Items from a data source
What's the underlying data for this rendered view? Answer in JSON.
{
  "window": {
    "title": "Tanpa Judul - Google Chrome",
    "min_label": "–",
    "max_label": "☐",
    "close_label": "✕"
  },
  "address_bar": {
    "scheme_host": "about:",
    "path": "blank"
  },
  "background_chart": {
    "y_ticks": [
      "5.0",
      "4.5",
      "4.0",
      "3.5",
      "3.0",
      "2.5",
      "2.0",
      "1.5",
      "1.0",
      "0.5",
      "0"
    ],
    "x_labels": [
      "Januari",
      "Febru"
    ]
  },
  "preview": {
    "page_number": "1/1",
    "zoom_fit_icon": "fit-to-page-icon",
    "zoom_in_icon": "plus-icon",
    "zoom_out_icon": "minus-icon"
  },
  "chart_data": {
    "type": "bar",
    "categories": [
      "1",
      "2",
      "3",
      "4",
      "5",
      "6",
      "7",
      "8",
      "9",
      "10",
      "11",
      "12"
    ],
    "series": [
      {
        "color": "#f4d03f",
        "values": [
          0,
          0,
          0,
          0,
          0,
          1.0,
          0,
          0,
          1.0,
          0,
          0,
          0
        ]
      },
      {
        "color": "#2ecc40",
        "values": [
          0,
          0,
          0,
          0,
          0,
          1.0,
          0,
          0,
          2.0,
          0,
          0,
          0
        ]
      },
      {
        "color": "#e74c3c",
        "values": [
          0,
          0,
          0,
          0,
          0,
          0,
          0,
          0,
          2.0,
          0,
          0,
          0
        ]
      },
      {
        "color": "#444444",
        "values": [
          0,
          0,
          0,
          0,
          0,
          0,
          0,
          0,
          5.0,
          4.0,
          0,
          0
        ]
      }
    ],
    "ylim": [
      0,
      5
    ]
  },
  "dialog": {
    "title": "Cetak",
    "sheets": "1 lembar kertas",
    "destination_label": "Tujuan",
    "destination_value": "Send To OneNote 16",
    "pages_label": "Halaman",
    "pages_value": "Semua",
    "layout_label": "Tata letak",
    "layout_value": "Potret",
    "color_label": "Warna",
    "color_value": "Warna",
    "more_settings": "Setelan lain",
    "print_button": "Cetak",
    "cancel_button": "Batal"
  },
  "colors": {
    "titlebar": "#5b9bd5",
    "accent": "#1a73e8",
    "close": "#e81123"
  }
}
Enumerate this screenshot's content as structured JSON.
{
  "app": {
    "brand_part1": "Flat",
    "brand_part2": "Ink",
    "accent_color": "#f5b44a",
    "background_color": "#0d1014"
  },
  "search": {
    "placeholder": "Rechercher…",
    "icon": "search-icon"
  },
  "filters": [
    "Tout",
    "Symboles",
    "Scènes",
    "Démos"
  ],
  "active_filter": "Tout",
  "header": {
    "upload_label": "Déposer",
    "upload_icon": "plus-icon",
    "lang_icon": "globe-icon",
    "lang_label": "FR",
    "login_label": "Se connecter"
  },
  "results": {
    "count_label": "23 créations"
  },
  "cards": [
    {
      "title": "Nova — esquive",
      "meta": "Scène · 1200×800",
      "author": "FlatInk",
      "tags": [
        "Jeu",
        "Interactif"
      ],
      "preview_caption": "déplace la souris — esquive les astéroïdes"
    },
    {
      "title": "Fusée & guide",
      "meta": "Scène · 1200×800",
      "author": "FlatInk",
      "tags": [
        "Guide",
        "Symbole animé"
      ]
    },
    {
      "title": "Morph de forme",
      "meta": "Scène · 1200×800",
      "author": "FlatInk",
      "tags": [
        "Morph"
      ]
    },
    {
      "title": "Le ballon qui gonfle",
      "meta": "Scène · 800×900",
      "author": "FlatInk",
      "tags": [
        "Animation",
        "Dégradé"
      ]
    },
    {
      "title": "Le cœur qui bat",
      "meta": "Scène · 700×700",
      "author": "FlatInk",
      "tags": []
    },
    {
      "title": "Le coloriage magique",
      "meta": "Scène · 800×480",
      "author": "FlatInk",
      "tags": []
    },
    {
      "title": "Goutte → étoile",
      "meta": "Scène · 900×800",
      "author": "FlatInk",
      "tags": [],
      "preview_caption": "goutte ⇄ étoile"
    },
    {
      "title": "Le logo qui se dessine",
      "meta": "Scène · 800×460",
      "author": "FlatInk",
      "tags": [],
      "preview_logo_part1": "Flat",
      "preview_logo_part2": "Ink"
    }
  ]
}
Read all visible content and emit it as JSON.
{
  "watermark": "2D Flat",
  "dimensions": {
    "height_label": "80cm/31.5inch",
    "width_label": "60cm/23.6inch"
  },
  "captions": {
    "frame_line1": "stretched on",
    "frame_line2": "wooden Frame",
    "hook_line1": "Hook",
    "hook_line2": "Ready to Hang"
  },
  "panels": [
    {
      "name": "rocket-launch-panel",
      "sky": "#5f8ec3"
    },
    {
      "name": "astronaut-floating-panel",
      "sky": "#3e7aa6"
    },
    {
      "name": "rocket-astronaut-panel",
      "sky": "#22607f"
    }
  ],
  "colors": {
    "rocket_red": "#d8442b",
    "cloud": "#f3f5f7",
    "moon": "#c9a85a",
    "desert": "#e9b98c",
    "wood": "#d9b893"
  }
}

◆ Short task
Word for word, restate all of the data shown above.

◆ Solved exercise
What's the underlying data for this rendered view? Answer in JSON.
{
  "window": {
    "title": "Tanpa Judul - Google Chrome",
    "min_label": "–",
    "max_label": "☐",
    "close_label": "✕"
  },
  "address_bar": {
    "scheme_host": "about:",
    "path": "blank"
  },
  "background_chart": {
    "y_ticks": [
      "5.0",
      "4.5",
      "4.0",
      "3.5",
      "3.0",
      "2.5",
      "2.0",
      "1.5",
      "1.0",
      "0.5",
      "0"
    ],
    "x_labels": [
      "Januari",
      "Febru"
    ]
  },
  "preview": {
    "page_number": "1/1",
    "zoom_fit_icon": "fit-to-page-icon",
    "zoom_in_icon": "plus-icon",
    "zoom_out_icon": "minus-icon"
  },
  "chart_data": {
    "type": "bar",
    "categories": [
      "1",
      "2",
      "3",
      "4",
      "5",
      "6",
      "7",
      "8",
      "9",
      "10",
      "11",
      "12"
    ],
    "series": [
      {
        "color": "#f4d03f",
        "values": [
          0,
          0,
          0,
          0,
          0,
          1.0,
          0,
          0,
          1.0,
          0,
          0,
          0
        ]
      },
      {
        "color": "#2ecc40",
        "values": [
          0,
          0,
          0,
          0,
          0,
          1.0,
          0,
          0,
          2.0,
          0,
          0,
          0
        ]
      },
      {
        "color": "#e74c3c",
        "values": [
          0,
          0,
          0,
          0,
          0,
          0,
          0,
          0,
          2.0,
          0,
          0,
          0
        ]
      },
      {
        "color": "#444444",
        "values": [
          0,
          0,
          0,
          0,
          0,
          0,
          0,
          0,
          5.0,
          4.0,
          0,
          0
        ]
      }
    ],
    "ylim": [
      0,
      5
    ]
  },
  "dialog": {
    "title": "Cetak",
    "sheets": "1 lembar kertas",
    "destination_label": "Tujuan",
    "destination_value": "Send To OneNote 16",
    "pages_label": "Halaman",
    "pages_value": "Semua",
    "layout_label": "Tata letak",
    "layout_value": "Potret",
    "color_label": "Warna",
    "color_value": "Warna",
    "more_settings": "Setelan lain",
    "print_button": "Cetak",
    "cancel_button": "Batal"
  },
  "colors": {
    "titlebar": "#5b9bd5",
    "accent": "#1a73e8",
    "close": "#e81123"
  }
}
Enumerate this screenshot's content as structured JSON.
{
  "app": {
    "brand_part1": "Flat",
    "brand_part2": "Ink",
    "accent_color": "#f5b44a",
    "background_color": "#0d1014"
  },
  "search": {
    "placeholder": "Rechercher…",
    "icon": "search-icon"
  },
  "filters": [
    "Tout",
    "Symboles",
    "Scènes",
    "Démos"
  ],
  "active_filter": "Tout",
  "header": {
    "upload_label": "Déposer",
    "upload_icon": "plus-icon",
    "lang_icon": "globe-icon",
    "lang_label": "FR",
    "login_label": "Se connecter"
  },
  "results": {
    "count_label": "23 créations"
  },
  "cards": [
    {
      "title": "Nova — esquive",
      "meta": "Scène · 1200×800",
      "author": "FlatInk",
      "tags": [
        "Jeu",
        "Interactif"
      ],
      "preview_caption": "déplace la souris — esquive les astéroïdes"
    },
    {
      "title": "Fusée & guide",
      "meta": "Scène · 1200×800",
      "author": "FlatInk",
      "tags": [
        "Guide",
        "Symbole animé"
      ]
    },
    {
      "title": "Morph de forme",
      "meta": "Scène · 1200×800",
      "author": "FlatInk",
      "tags": [
        "Morph"
      ]
    },
    {
      "title": "Le ballon qui gonfle",
      "meta": "Scène · 800×900",
      "author": "FlatInk",
      "tags": [
        "Animation",
        "Dégradé"
      ]
    },
    {
      "title": "Le cœur qui bat",
      "meta": "Scène · 700×700",
      "author": "FlatInk",
      "tags": []
    },
    {
      "title": "Le coloriage magique",
      "meta": "Scène · 800×480",
      "author": "FlatInk",
      "tags": []
    },
    {
      "title": "Goutte → étoile",
      "meta": "Scène · 900×800",
      "author": "FlatInk",
      "tags": [],
      "preview_caption": "goutte ⇄ étoile"
    },
    {
      "title": "Le logo qui se dessine",
      "meta": "Scène · 800×460",
      "author": "FlatInk",
      "tags": [],
      "preview_logo_part1": "Flat",
      "preview_logo_part2": "Ink"
    }
  ]
}
Read all visible content and emit it as JSON.
{
  "watermark": "2D Flat",
  "dimensions": {
    "height_label": "80cm/31.5inch",
    "width_label": "60cm/23.6inch"
  },
  "captions": {
    "frame_line1": "stretched on",
    "frame_line2": "wooden Frame",
    "hook_line1": "Hook",
    "hook_line2": "Ready to Hang"
  },
  "panels": [
    {
      "name": "rocket-launch-panel",
      "sky": "#5f8ec3"
    },
    {
      "name": "astronaut-floating-panel",
      "sky": "#3e7aa6"
    },
    {
      "name": "rocket-astronaut-panel",
      "sky": "#22607f"
    }
  ],
  "colors": {
    "rocket_red": "#d8442b",
    "cloud": "#f3f5f7",
    "moon": "#c9a85a",
    "desert": "#e9b98c",
    "wood": "#d9b893"
  }
}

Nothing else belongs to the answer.